#### [STATED TASK]
Pull every line with the word "nhận" out of the entries below.

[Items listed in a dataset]
+---+
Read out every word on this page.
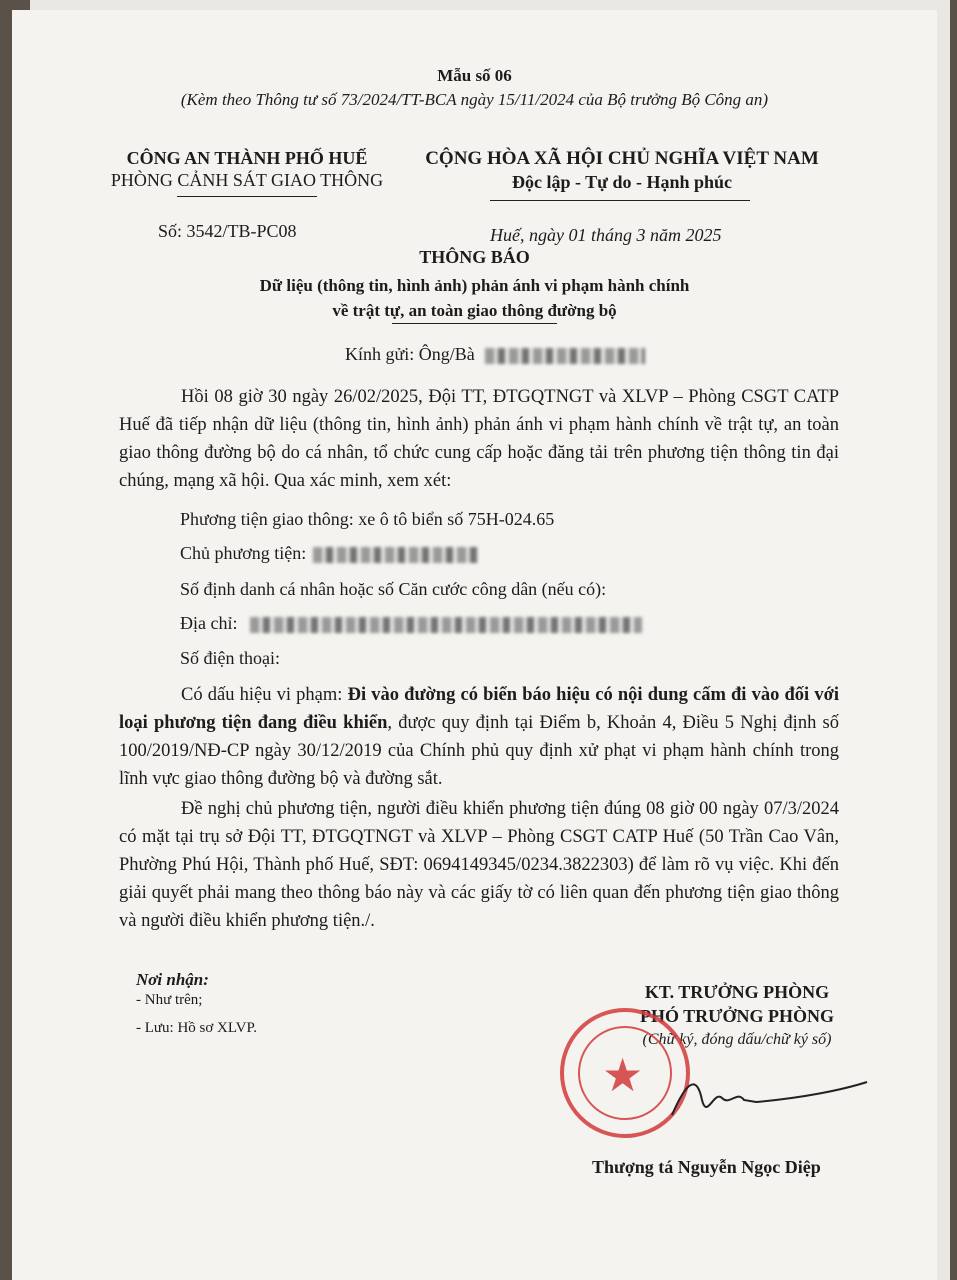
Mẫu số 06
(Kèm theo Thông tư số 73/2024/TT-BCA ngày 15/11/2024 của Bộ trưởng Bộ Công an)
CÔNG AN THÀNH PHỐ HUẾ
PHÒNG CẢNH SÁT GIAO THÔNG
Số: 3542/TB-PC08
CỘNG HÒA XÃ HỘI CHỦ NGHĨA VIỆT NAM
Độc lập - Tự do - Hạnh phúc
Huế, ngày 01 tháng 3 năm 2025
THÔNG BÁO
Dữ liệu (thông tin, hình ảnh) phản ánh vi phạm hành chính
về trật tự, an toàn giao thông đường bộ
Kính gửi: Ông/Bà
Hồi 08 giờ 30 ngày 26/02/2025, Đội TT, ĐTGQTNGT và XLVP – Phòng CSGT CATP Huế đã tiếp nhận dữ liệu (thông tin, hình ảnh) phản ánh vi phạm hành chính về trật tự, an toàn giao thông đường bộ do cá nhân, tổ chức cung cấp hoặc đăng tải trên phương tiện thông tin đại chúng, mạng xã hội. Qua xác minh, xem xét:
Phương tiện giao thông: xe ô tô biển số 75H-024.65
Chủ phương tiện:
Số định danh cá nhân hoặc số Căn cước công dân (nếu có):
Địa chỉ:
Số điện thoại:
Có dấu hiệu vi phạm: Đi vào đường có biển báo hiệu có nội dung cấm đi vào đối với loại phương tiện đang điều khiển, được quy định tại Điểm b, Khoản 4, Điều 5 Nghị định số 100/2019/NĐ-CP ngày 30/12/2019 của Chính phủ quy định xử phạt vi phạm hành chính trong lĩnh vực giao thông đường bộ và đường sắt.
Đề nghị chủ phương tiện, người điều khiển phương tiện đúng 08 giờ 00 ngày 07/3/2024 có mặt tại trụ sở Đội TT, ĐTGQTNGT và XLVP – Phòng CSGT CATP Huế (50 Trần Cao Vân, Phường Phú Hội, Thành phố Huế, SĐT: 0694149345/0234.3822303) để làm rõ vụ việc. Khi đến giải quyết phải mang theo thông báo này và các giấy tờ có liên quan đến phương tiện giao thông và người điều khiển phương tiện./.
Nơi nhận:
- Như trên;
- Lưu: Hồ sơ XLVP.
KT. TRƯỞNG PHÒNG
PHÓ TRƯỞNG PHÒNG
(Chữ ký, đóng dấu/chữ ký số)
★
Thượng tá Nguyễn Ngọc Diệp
+---+
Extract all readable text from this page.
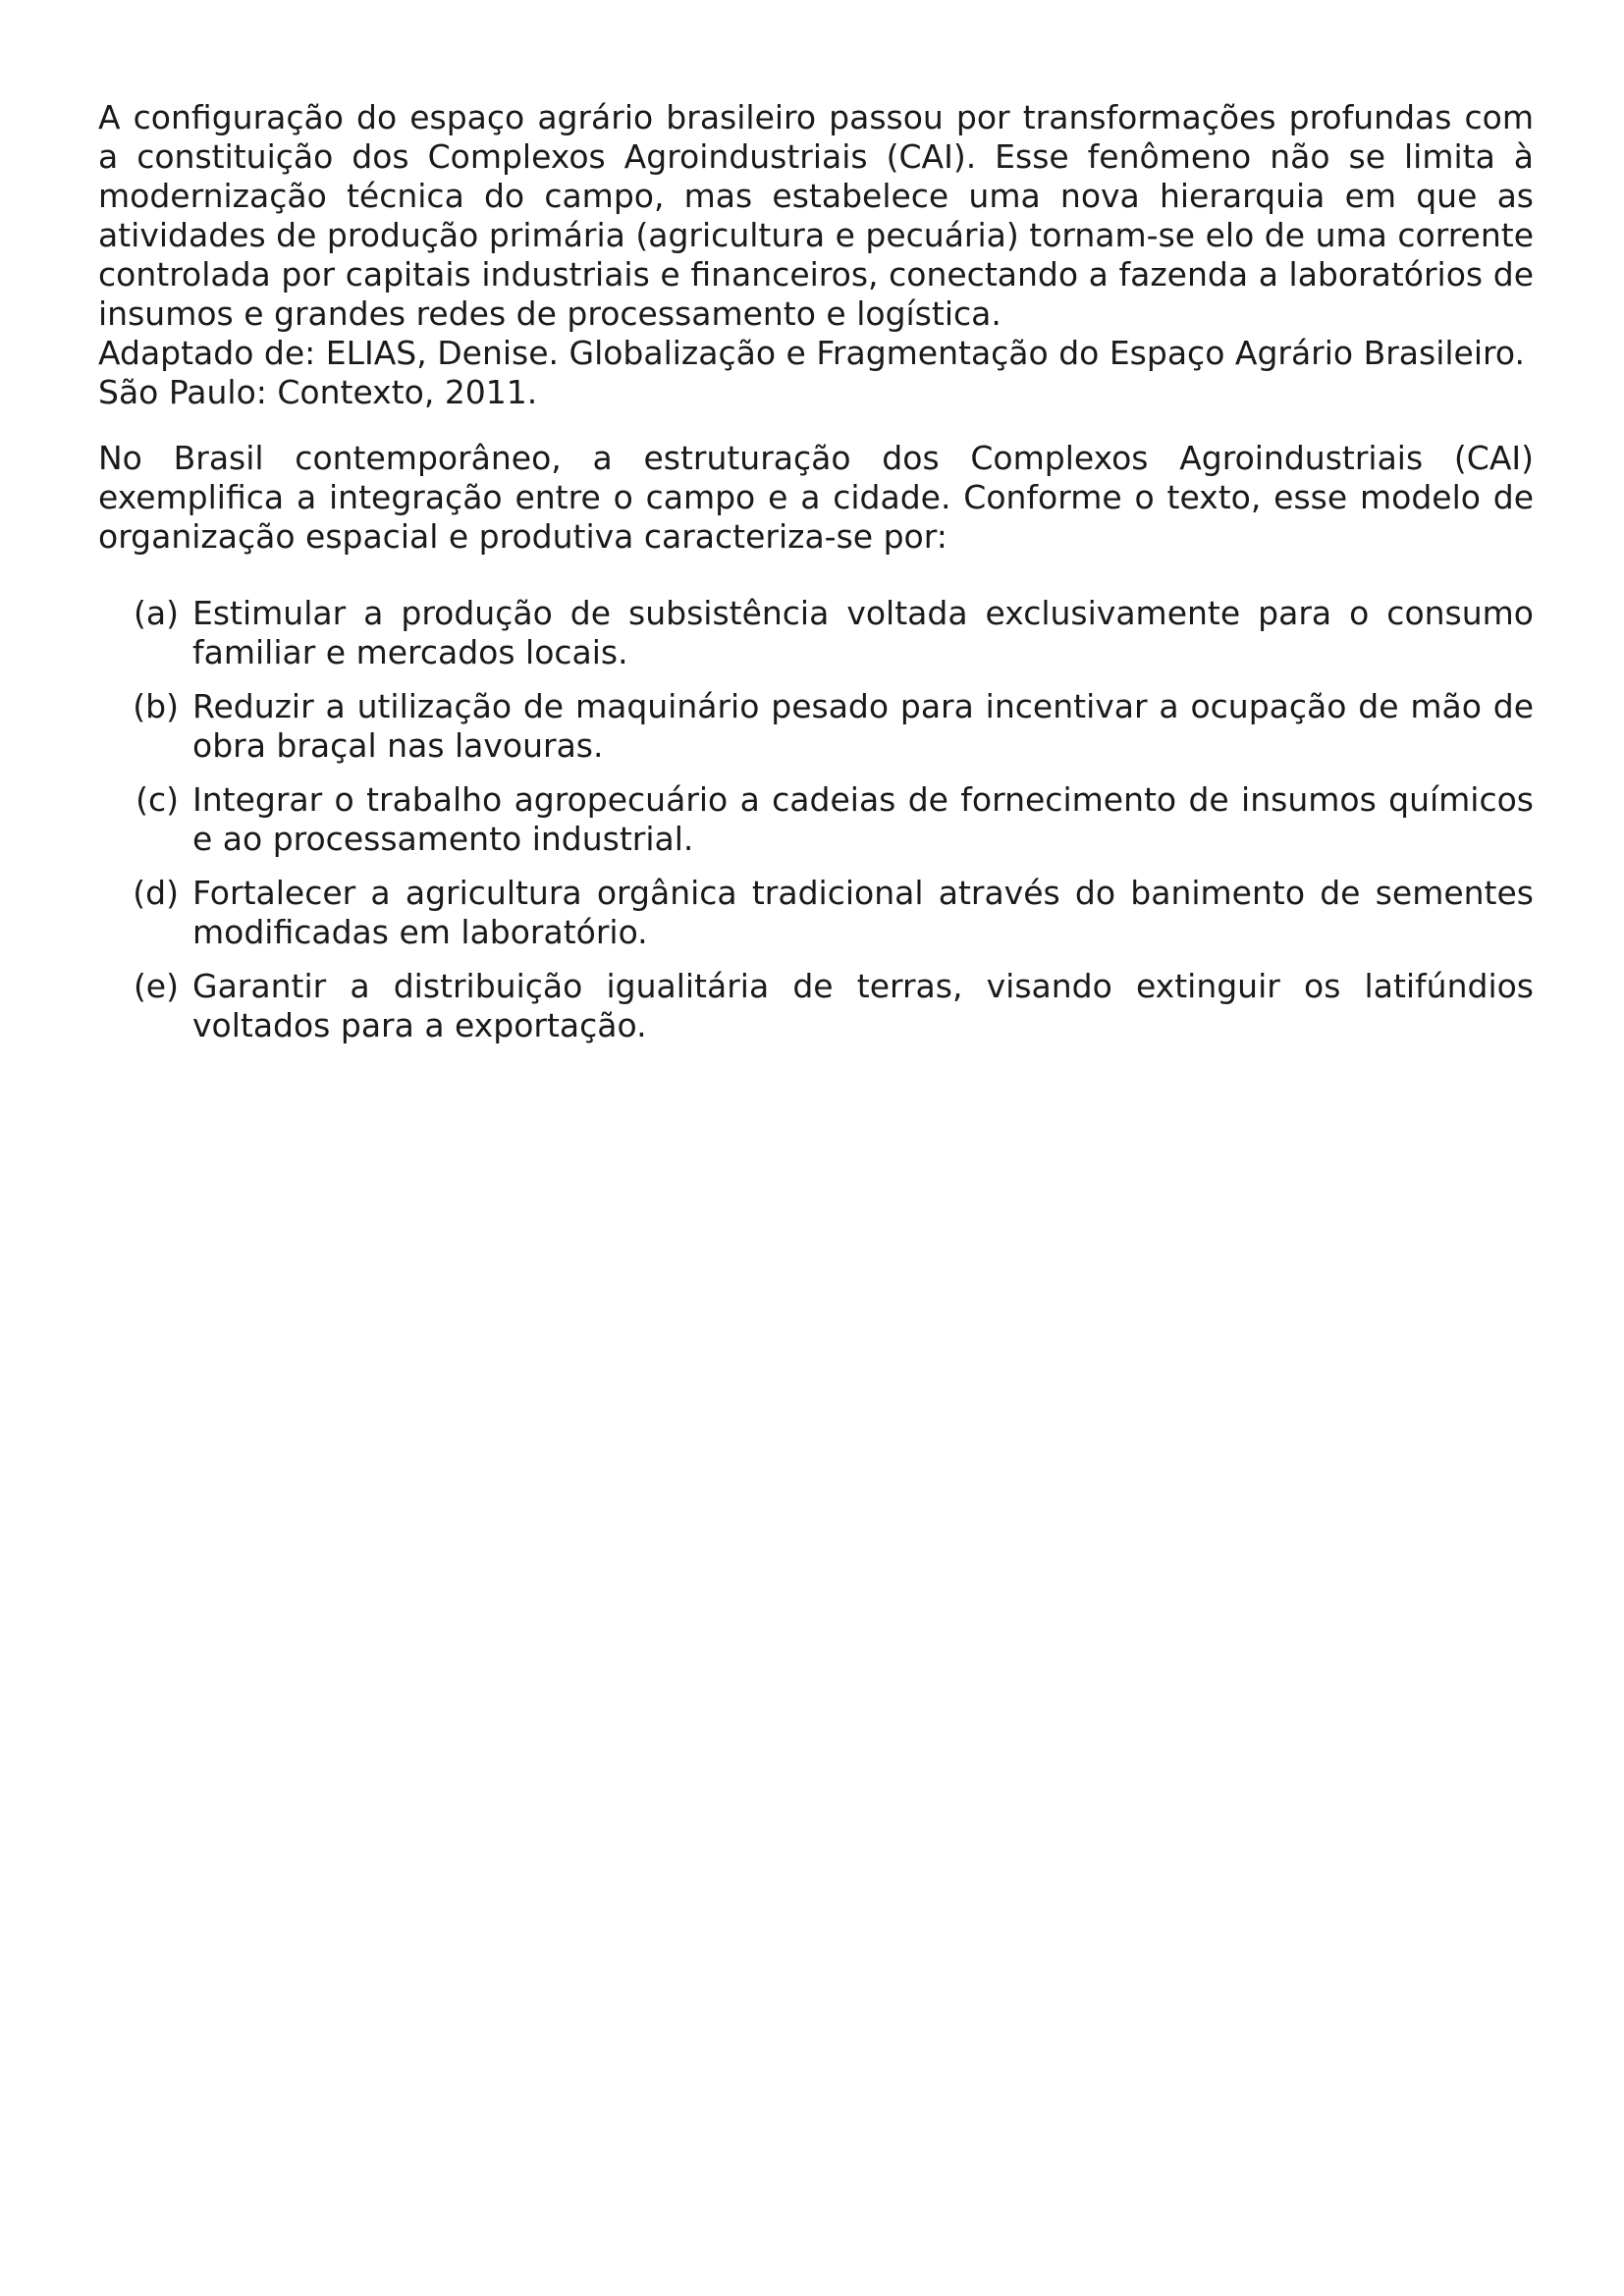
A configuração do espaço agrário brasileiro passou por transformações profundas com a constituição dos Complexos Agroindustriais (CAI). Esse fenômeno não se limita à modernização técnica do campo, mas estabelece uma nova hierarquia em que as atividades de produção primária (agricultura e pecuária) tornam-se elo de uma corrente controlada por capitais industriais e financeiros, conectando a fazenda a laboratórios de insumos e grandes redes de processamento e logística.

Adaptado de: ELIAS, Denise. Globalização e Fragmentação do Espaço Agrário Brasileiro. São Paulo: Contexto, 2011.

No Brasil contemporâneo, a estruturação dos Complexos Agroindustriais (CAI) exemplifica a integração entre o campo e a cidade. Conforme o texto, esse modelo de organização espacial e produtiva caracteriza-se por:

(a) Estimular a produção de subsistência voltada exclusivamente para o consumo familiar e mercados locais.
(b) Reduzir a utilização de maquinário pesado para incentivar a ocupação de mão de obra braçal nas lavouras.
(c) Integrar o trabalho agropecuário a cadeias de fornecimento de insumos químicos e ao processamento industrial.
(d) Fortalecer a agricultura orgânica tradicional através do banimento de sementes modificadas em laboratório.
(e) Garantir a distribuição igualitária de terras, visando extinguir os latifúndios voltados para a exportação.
+---+
#### [RESPONSE TO THE EXERCISE]
Hồi 08 giờ 30 ngày 26/02/2025, Đội TT, ĐTGQTNGT và XLVP – Phòng CSGT CATP Huế đã tiếp nhận dữ liệu (thông tin, hình ảnh) phản ánh vi phạm hành chính về trật tự, an toàn giao thông đường bộ do cá nhân, tổ chức cung cấp hoặc đăng tải trên phương tiện thông tin đại chúng, mạng xã hội. Qua xác minh, xem xét:
Nơi nhận:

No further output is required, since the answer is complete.